# DATA TO USE:

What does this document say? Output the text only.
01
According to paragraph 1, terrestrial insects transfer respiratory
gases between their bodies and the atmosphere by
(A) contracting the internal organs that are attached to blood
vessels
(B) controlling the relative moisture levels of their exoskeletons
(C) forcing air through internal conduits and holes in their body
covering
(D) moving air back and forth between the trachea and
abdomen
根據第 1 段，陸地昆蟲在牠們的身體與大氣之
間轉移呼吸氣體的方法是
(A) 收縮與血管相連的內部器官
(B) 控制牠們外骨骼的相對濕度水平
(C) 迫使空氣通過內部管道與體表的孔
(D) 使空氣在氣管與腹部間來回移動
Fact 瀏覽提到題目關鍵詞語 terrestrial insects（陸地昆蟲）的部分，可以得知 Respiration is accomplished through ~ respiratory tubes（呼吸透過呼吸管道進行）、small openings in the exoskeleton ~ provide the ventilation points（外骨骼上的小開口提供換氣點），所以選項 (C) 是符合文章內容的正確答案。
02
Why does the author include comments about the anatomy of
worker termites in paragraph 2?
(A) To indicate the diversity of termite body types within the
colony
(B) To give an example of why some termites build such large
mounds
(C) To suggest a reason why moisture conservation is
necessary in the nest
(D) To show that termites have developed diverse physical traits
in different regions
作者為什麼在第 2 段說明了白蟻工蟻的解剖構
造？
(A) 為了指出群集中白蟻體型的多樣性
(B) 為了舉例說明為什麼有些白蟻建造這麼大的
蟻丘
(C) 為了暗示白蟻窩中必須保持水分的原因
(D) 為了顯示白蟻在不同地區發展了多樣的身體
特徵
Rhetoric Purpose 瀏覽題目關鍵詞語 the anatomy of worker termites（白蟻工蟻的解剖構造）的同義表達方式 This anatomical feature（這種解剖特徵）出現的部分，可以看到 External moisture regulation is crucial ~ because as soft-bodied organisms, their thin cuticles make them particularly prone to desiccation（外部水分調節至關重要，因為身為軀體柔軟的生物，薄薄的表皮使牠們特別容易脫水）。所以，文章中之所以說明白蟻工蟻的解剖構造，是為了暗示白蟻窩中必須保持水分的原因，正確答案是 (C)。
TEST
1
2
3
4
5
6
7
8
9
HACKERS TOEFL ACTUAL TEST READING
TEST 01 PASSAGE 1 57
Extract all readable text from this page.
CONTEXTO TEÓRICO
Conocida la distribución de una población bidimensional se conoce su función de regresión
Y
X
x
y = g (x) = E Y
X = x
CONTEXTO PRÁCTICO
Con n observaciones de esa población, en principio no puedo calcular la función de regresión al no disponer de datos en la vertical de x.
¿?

# OBJECTIVE:
Return all of the data word for word.

# OUTPUT FOR THIS TASK:
What does this document say? Output the text only.
01
According to paragraph 1, terrestrial insects transfer respiratory
gases between their bodies and the atmosphere by
(A) contracting the internal organs that are attached to blood
vessels
(B) controlling the relative moisture levels of their exoskeletons
(C) forcing air through internal conduits and holes in their body
covering
(D) moving air back and forth between the trachea and
abdomen
根據第 1 段，陸地昆蟲在牠們的身體與大氣之
間轉移呼吸氣體的方法是
(A) 收縮與血管相連的內部器官
(B) 控制牠們外骨骼的相對濕度水平
(C) 迫使空氣通過內部管道與體表的孔
(D) 使空氣在氣管與腹部間來回移動
Fact 瀏覽提到題目關鍵詞語 terrestrial insects（陸地昆蟲）的部分，可以得知 Respiration is accomplished through ~ respiratory tubes（呼吸透過呼吸管道進行）、small openings in the exoskeleton ~ provide the ventilation points（外骨骼上的小開口提供換氣點），所以選項 (C) 是符合文章內容的正確答案。
02
Why does the author include comments about the anatomy of
worker termites in paragraph 2?
(A) To indicate the diversity of termite body types within the
colony
(B) To give an example of why some termites build such large
mounds
(C) To suggest a reason why moisture conservation is
necessary in the nest
(D) To show that termites have developed diverse physical traits
in different regions
作者為什麼在第 2 段說明了白蟻工蟻的解剖構
造？
(A) 為了指出群集中白蟻體型的多樣性
(B) 為了舉例說明為什麼有些白蟻建造這麼大的
蟻丘
(C) 為了暗示白蟻窩中必須保持水分的原因
(D) 為了顯示白蟻在不同地區發展了多樣的身體
特徵
Rhetoric Purpose 瀏覽題目關鍵詞語 the anatomy of worker termites（白蟻工蟻的解剖構造）的同義表達方式 This anatomical feature（這種解剖特徵）出現的部分，可以看到 External moisture regulation is crucial ~ because as soft-bodied organisms, their thin cuticles make them particularly prone to desiccation（外部水分調節至關重要，因為身為軀體柔軟的生物，薄薄的表皮使牠們特別容易脫水）。所以，文章中之所以說明白蟻工蟻的解剖構造，是為了暗示白蟻窩中必須保持水分的原因，正確答案是 (C)。
TEST
1
2
3
4
5
6
7
8
9
HACKERS TOEFL ACTUAL TEST READING
TEST 01 PASSAGE 1 57
Extract all readable text from this page.
CONTEXTO TEÓRICO
Conocida la distribución de una población bidimensional se conoce su función de regresión
Y
X
x
y = g (x) = E Y
X = x
CONTEXTO PRÁCTICO
Con n observaciones de esa población, en principio no puedo calcular la función de regresión al no disponer de datos en la vertical de x.
¿?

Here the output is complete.